*Problem description*. Every line of the material that follows must be printed again exactly.
--- start Data shown ---
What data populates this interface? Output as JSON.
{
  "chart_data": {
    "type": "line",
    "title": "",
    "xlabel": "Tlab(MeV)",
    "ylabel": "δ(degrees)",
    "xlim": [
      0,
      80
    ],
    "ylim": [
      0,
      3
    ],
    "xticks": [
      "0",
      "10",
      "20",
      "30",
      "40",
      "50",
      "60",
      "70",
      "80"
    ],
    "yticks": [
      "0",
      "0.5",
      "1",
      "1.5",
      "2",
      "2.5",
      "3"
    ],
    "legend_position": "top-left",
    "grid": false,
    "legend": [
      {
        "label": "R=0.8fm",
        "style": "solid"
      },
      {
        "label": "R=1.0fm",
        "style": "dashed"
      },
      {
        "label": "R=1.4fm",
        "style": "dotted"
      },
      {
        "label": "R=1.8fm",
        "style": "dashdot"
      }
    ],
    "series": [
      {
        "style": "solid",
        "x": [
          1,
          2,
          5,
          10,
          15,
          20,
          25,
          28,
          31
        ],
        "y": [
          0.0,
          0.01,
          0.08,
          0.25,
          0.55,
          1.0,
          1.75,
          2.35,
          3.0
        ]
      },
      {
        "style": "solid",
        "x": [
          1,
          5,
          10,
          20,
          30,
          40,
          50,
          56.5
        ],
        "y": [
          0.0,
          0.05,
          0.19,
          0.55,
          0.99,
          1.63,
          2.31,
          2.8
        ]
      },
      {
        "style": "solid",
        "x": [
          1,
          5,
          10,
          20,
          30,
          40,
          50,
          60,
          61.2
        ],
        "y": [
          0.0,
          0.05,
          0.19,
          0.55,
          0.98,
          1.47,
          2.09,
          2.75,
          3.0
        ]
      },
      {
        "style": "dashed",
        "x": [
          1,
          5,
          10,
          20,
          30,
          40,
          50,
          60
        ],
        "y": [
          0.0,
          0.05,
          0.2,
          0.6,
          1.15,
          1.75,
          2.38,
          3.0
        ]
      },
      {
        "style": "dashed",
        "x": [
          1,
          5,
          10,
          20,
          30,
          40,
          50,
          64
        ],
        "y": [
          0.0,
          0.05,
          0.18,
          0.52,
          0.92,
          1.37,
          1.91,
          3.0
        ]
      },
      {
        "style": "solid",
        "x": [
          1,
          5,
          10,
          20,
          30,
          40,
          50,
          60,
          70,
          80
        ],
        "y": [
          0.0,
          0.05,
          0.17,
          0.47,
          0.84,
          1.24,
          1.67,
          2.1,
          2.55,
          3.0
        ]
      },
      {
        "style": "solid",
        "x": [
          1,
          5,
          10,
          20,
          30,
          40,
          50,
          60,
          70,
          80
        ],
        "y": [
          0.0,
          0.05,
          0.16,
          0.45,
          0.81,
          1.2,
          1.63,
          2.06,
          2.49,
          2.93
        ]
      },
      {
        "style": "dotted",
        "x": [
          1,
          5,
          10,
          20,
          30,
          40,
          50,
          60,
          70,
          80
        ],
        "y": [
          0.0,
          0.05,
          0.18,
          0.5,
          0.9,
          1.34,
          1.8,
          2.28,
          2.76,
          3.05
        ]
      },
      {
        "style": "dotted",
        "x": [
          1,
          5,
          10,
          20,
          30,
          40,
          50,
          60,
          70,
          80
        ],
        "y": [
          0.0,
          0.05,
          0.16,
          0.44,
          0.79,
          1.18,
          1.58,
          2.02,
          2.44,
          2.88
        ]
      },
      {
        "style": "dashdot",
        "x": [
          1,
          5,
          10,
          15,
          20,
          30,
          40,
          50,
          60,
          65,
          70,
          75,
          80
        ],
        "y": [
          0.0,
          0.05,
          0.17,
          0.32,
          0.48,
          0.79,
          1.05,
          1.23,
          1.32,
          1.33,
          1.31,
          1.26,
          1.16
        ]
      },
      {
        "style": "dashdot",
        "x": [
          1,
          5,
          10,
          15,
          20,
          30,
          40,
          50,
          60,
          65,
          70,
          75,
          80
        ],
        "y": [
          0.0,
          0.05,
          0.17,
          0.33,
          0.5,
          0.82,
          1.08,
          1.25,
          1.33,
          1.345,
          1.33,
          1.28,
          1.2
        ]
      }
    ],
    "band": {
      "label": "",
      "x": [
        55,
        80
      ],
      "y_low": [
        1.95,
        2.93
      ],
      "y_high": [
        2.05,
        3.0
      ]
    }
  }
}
--- end Data shown ---
*Right answer*.
What data populates this interface? Output as JSON.
{
  "chart_data": {
    "type": "line",
    "title": "",
    "xlabel": "Tlab(MeV)",
    "ylabel": "δ(degrees)",
    "xlim": [
      0,
      80
    ],
    "ylim": [
      0,
      3
    ],
    "xticks": [
      "0",
      "10",
      "20",
      "30",
      "40",
      "50",
      "60",
      "70",
      "80"
    ],
    "yticks": [
      "0",
      "0.5",
      "1",
      "1.5",
      "2",
      "2.5",
      "3"
    ],
    "legend_position": "top-left",
    "grid": false,
    "legend": [
      {
        "label": "R=0.8fm",
        "style": "solid"
      },
      {
        "label": "R=1.0fm",
        "style": "dashed"
      },
      {
        "label": "R=1.4fm",
        "style": "dotted"
      },
      {
        "label": "R=1.8fm",
        "style": "dashdot"
      }
    ],
    "series": [
      {
        "style": "solid",
        "x": [
          1,
          2,
          5,
          10,
          15,
          20,
          25,
          28,
          31
        ],
        "y": [
          0.0,
          0.01,
          0.08,
          0.25,
          0.55,
          1.0,
          1.75,
          2.35,
          3.0
        ]
      },
      {
        "style": "solid",
        "x": [
          1,
          5,
          10,
          20,
          30,
          40,
          50,
          56.5
        ],
        "y": [
          0.0,
          0.05,
          0.19,
          0.55,
          0.99,
          1.63,
          2.31,
          2.8
        ]
      },
      {
        "style": "solid",
        "x": [
          1,
          5,
          10,
          20,
          30,
          40,
          50,
          60,
          61.2
        ],
        "y": [
          0.0,
          0.05,
          0.19,
          0.55,
          0.98,
          1.47,
          2.09,
          2.75,
          3.0
        ]
      },
      {
        "style": "dashed",
        "x": [
          1,
          5,
          10,
          20,
          30,
          40,
          50,
          60
        ],
        "y": [
          0.0,
          0.05,
          0.2,
          0.6,
          1.15,
          1.75,
          2.38,
          3.0
        ]
      },
      {
        "style": "dashed",
        "x": [
          1,
          5,
          10,
          20,
          30,
          40,
          50,
          64
        ],
        "y": [
          0.0,
          0.05,
          0.18,
          0.52,
          0.92,
          1.37,
          1.91,
          3.0
        ]
      },
      {
        "style": "solid",
        "x": [
          1,
          5,
          10,
          20,
          30,
          40,
          50,
          60,
          70,
          80
        ],
        "y": [
          0.0,
          0.05,
          0.17,
          0.47,
          0.84,
          1.24,
          1.67,
          2.1,
          2.55,
          3.0
        ]
      },
      {
        "style": "solid",
        "x": [
          1,
          5,
          10,
          20,
          30,
          40,
          50,
          60,
          70,
          80
        ],
        "y": [
          0.0,
          0.05,
          0.16,
          0.45,
          0.81,
          1.2,
          1.63,
          2.06,
          2.49,
          2.93
        ]
      },
      {
        "style": "dotted",
        "x": [
          1,
          5,
          10,
          20,
          30,
          40,
          50,
          60,
          70,
          80
        ],
        "y": [
          0.0,
          0.05,
          0.18,
          0.5,
          0.9,
          1.34,
          1.8,
          2.28,
          2.76,
          3.05
        ]
      },
      {
        "style": "dotted",
        "x": [
          1,
          5,
          10,
          20,
          30,
          40,
          50,
          60,
          70,
          80
        ],
        "y": [
          0.0,
          0.05,
          0.16,
          0.44,
          0.79,
          1.18,
          1.58,
          2.02,
          2.44,
          2.88
        ]
      },
      {
        "style": "dashdot",
        "x": [
          1,
          5,
          10,
          15,
          20,
          30,
          40,
          50,
          60,
          65,
          70,
          75,
          80
        ],
        "y": [
          0.0,
          0.05,
          0.17,
          0.32,
          0.48,
          0.79,
          1.05,
          1.23,
          1.32,
          1.33,
          1.31,
          1.26,
          1.16
        ]
      },
      {
        "style": "dashdot",
        "x": [
          1,
          5,
          10,
          15,
          20,
          30,
          40,
          50,
          60,
          65,
          70,
          75,
          80
        ],
        "y": [
          0.0,
          0.05,
          0.17,
          0.33,
          0.5,
          0.82,
          1.08,
          1.25,
          1.33,
          1.345,
          1.33,
          1.28,
          1.2
        ]
      }
    ],
    "band": {
      "label": "",
      "x": [
        55,
        80
      ],
      "y_low": [
        1.95,
        2.93
      ],
      "y_high": [
        2.05,
        3.0
      ]
    }
  }
}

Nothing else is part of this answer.